__DATA LINES__.
══════════════════════════════

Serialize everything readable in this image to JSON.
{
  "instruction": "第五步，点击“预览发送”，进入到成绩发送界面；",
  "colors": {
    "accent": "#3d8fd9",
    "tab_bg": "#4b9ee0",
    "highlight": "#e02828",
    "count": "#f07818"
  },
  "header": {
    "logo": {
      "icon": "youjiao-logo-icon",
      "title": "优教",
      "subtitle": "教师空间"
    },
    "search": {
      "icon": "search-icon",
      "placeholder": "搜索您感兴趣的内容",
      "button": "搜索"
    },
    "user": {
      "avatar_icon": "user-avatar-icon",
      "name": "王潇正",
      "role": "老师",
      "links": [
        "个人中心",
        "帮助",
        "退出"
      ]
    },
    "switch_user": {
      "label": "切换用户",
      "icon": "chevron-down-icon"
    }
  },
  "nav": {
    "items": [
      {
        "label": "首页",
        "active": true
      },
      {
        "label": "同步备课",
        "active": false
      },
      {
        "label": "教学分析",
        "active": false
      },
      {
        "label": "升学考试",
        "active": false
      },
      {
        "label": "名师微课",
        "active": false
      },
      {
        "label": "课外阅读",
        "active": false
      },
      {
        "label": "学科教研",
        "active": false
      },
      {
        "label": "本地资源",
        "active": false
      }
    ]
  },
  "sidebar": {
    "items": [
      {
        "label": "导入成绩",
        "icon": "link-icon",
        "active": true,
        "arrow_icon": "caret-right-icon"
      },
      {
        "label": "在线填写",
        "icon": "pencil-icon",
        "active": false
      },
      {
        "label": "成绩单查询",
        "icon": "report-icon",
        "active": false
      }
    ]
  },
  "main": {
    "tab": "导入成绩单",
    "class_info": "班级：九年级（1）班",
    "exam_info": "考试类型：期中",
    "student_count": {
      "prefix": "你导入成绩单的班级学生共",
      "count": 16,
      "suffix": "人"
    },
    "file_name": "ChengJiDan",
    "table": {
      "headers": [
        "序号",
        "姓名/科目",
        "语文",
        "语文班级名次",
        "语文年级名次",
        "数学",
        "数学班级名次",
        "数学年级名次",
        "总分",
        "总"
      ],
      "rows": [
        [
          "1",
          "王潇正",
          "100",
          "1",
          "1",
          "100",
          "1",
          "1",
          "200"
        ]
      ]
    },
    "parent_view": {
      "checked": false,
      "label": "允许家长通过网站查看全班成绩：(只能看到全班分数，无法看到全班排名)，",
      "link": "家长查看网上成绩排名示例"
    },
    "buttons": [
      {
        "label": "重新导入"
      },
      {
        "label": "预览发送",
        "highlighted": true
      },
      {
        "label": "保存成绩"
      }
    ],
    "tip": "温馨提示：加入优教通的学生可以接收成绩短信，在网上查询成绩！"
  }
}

══════════════════════════════

__YOUR TASK__. Show every line above in which the word "icon" occurs.

__FINISHED TASK__.
      "icon": "youjiao-logo-icon",
      "icon": "search-icon",
      "avatar_icon": "user-avatar-icon",
      "icon": "chevron-down-icon"
        "icon": "link-icon",
        "arrow_icon": "caret-right-icon"
        "icon": "pencil-icon",
        "icon": "report-icon",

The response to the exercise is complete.